* [TASK STATEMENT]
Copy out every line in the items below that contains the word "Depth".

************

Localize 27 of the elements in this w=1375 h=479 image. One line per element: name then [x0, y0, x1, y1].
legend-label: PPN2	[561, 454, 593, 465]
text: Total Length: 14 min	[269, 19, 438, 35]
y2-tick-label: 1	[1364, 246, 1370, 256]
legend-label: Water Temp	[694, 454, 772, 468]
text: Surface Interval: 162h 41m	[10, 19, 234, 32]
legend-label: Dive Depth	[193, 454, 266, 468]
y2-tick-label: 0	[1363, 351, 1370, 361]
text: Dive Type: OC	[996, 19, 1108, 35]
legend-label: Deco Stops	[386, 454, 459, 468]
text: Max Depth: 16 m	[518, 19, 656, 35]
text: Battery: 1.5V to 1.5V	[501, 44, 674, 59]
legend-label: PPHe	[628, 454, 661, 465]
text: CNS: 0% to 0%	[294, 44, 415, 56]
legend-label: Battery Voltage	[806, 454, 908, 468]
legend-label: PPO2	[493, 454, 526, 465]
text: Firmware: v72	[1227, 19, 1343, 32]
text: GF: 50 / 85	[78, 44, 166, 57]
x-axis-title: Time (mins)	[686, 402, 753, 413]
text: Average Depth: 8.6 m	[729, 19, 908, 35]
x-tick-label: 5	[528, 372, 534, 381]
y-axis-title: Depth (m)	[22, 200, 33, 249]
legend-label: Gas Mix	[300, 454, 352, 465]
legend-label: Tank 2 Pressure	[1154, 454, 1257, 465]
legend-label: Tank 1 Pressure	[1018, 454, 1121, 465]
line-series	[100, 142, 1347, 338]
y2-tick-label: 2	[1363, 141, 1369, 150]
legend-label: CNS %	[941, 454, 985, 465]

************

* [OUTPUT OF THE EXERCISE]
legend-label: Dive Depth	[193, 454, 266, 468]
text: Max Depth: 16 m	[518, 19, 656, 35]
text: Average Depth: 8.6 m	[729, 19, 908, 35]
y-axis-title: Depth (m)	[22, 200, 33, 249]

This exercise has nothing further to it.